● **Task instructions**:
Only lines with the word "carrera" are needed; collect each of them from the listing below.

(begin)

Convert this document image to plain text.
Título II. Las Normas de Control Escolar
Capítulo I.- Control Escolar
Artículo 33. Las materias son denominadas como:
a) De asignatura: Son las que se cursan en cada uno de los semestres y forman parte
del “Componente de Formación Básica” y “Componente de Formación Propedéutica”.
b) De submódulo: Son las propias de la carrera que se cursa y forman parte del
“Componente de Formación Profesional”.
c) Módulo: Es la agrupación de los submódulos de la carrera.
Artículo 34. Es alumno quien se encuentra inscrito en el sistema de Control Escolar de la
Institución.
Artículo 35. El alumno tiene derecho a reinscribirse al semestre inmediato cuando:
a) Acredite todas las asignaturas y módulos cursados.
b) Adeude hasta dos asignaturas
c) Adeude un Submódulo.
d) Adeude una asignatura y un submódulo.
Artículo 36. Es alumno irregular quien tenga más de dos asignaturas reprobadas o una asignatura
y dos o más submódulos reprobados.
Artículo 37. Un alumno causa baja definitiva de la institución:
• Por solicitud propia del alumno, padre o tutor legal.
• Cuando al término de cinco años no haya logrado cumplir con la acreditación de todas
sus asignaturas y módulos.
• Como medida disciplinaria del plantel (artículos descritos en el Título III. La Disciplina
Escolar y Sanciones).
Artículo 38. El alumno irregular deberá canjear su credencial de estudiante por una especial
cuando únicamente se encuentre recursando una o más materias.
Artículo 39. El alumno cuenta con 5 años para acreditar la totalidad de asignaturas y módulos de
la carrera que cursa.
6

(end)

● **Result of the task**:
b) De submódulo: Son las propias de la carrera que se cursa y forman parte del
c) Módulo: Es la agrupación de los submódulos de la carrera.
la carrera que cursa.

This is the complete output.